* BEGIN *
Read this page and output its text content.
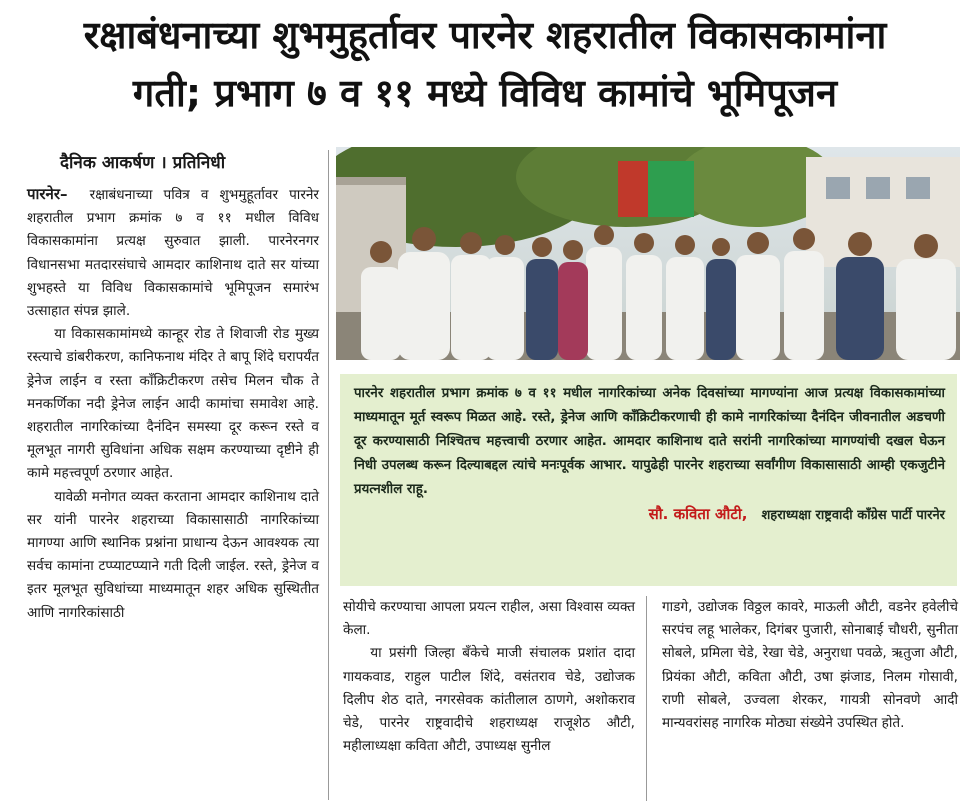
रक्षाबंधनाच्या शुभमुहूर्तावर पारनेर शहरातील विकासकामांना
गती; प्रभाग ७ व ११ मध्ये विविध कामांचे भूमिपूजन
दैनिक आकर्षण । प्रतिनिधी

पारनेर– रक्षाबंधनाच्या पवित्र व शुभमुहूर्तावर पारनेर शहरातील प्रभाग क्रमांक ७ व ११ मधील विविध विकासकामांना प्रत्यक्ष सुरुवात झाली. पारनेरनगर विधानसभा मतदारसंघाचे आमदार काशिनाथ दाते सर यांच्या शुभहस्ते या विविध विकासकामांचे भूमिपूजन समारंभ उत्साहात संपन्न झाले.

या विकासकामांमध्ये कान्हूर रोड ते शिवाजी रोड मुख्य रस्त्याचे डांबरीकरण, कानिफनाथ मंदिर ते बापू शिंदे घरापर्यंत ड्रेनेज लाईन व रस्ता कॉंक्रिटीकरण तसेच मिलन चौक ते मनकर्णिका नदी ड्रेनेज लाईन आदी कामांचा समावेश आहे. शहरातील नागरिकांच्या दैनंदिन समस्या दूर करून रस्ते व मूलभूत नागरी सुविधांना अधिक सक्षम करण्याच्या दृष्टीने ही कामे महत्त्वपूर्ण ठरणार आहेत.

यावेळी मनोगत व्यक्त करताना आमदार काशिनाथ दाते सर यांनी पारनेर शहराच्या विकासासाठी नागरिकांच्या मागण्या आणि स्थानिक प्रश्नांना प्राधान्य देऊन आवश्यक त्या सर्वच कामांना टप्प्याटप्प्याने गती दिली जाईल. रस्ते, ड्रेनेज व इतर मूलभूत सुविधांच्या माध्यमातून शहर अधिक सुस्थितीत आणि नागरिकांसाठी

पारनेर शहरातील प्रभाग क्रमांक ७ व ११ मधील नागरिकांच्या अनेक दिवसांच्या मागण्यांना आज प्रत्यक्ष विकासकामांच्या माध्यमातून मूर्त स्वरूप मिळत आहे. रस्ते, ड्रेनेज आणि कॉंक्रिटीकरणाची ही कामे नागरिकांच्या दैनंदिन जीवनातील अडचणी दूर करण्यासाठी निश्चितच महत्त्वाची ठरणार आहेत. आमदार काशिनाथ दाते सरांनी नागरिकांच्या मागण्यांची दखल घेऊन निधी उपलब्ध करून दिल्याबद्दल त्यांचे मनःपूर्वक आभार. यापुढेही पारनेर शहराच्या सर्वांगीण विकासासाठी आम्ही एकजुटीने प्रयत्नशील राहू.
सौ. कविता औटी, शहराध्यक्षा राष्ट्रवादी कॉंग्रेस पार्टी पारनेर

सोयीचे करण्याचा आपला प्रयत्न राहील, असा विश्वास व्यक्त केला.

या प्रसंगी जिल्हा बँकेचे माजी संचालक प्रशांत दादा गायकवाड, राहुल पाटील शिंदे, वसंतराव चेडे, उद्योजक दिलीप शेठ दाते, नगरसेवक कांतीलाल ठाणगे, अशोकराव चेडे, पारनेर राष्ट्रवादीचे शहराध्यक्ष राजूशेठ औटी, महीलाध्यक्षा कविता औटी, उपाध्यक्ष सुनील

गाडगे, उद्योजक विठ्ठल कावरे, माऊली औटी, वडनेर हवेलीचे सरपंच लहू भालेकर, दिगंबर पुजारी, सोनाबाई चौधरी, सुनीता सोबले, प्रमिला चेडे, रेखा चेडे, अनुराधा पवळे, ऋतुजा औटी, प्रियंका औटी, कविता औटी, उषा झंजाड, निलम गोसावी, राणी सोबले, उज्वला शेरकर, गायत्री सोनवणे आदी मान्यवरांसह नागरिक मोठ्या संख्येने उपस्थित होते.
* END *
> _Your instructions_
All records must be output exactly as they are, except for the pictures, which are left out.

> _Full solution_
Read this page and output its text content.
रक्षाबंधनाच्या शुभमुहूर्तावर पारनेर शहरातील विकासकामांना
गती; प्रभाग ७ व ११ मध्ये विविध कामांचे भूमिपूजन
दैनिक आकर्षण । प्रतिनिधी

पारनेर– रक्षाबंधनाच्या पवित्र व शुभमुहूर्तावर पारनेर शहरातील प्रभाग क्रमांक ७ व ११ मधील विविध विकासकामांना प्रत्यक्ष सुरुवात झाली. पारनेरनगर विधानसभा मतदारसंघाचे आमदार काशिनाथ दाते सर यांच्या शुभहस्ते या विविध विकासकामांचे भूमिपूजन समारंभ उत्साहात संपन्न झाले.

या विकासकामांमध्ये कान्हूर रोड ते शिवाजी रोड मुख्य रस्त्याचे डांबरीकरण, कानिफनाथ मंदिर ते बापू शिंदे घरापर्यंत ड्रेनेज लाईन व रस्ता कॉंक्रिटीकरण तसेच मिलन चौक ते मनकर्णिका नदी ड्रेनेज लाईन आदी कामांचा समावेश आहे. शहरातील नागरिकांच्या दैनंदिन समस्या दूर करून रस्ते व मूलभूत नागरी सुविधांना अधिक सक्षम करण्याच्या दृष्टीने ही कामे महत्त्वपूर्ण ठरणार आहेत.

यावेळी मनोगत व्यक्त करताना आमदार काशिनाथ दाते सर यांनी पारनेर शहराच्या विकासासाठी नागरिकांच्या मागण्या आणि स्थानिक प्रश्नांना प्राधान्य देऊन आवश्यक त्या सर्वच कामांना टप्प्याटप्प्याने गती दिली जाईल. रस्ते, ड्रेनेज व इतर मूलभूत सुविधांच्या माध्यमातून शहर अधिक सुस्थितीत आणि नागरिकांसाठी

पारनेर शहरातील प्रभाग क्रमांक ७ व ११ मधील नागरिकांच्या अनेक दिवसांच्या मागण्यांना आज प्रत्यक्ष विकासकामांच्या माध्यमातून मूर्त स्वरूप मिळत आहे. रस्ते, ड्रेनेज आणि कॉंक्रिटीकरणाची ही कामे नागरिकांच्या दैनंदिन जीवनातील अडचणी दूर करण्यासाठी निश्चितच महत्त्वाची ठरणार आहेत. आमदार काशिनाथ दाते सरांनी नागरिकांच्या मागण्यांची दखल घेऊन निधी उपलब्ध करून दिल्याबद्दल त्यांचे मनःपूर्वक आभार. यापुढेही पारनेर शहराच्या सर्वांगीण विकासासाठी आम्ही एकजुटीने प्रयत्नशील राहू.
सौ. कविता औटी, शहराध्यक्षा राष्ट्रवादी कॉंग्रेस पार्टी पारनेर

सोयीचे करण्याचा आपला प्रयत्न राहील, असा विश्वास व्यक्त केला.

या प्रसंगी जिल्हा बँकेचे माजी संचालक प्रशांत दादा गायकवाड, राहुल पाटील शिंदे, वसंतराव चेडे, उद्योजक दिलीप शेठ दाते, नगरसेवक कांतीलाल ठाणगे, अशोकराव चेडे, पारनेर राष्ट्रवादीचे शहराध्यक्ष राजूशेठ औटी, महीलाध्यक्षा कविता औटी, उपाध्यक्ष सुनील

गाडगे, उद्योजक विठ्ठल कावरे, माऊली औटी, वडनेर हवेलीचे सरपंच लहू भालेकर, दिगंबर पुजारी, सोनाबाई चौधरी, सुनीता सोबले, प्रमिला चेडे, रेखा चेडे, अनुराधा पवळे, ऋतुजा औटी, प्रियंका औटी, कविता औटी, उषा झंजाड, निलम गोसावी, राणी सोबले, उज्वला शेरकर, गायत्री सोनवणे आदी मान्यवरांसह नागरिक मोठ्या संख्येने उपस्थित होते.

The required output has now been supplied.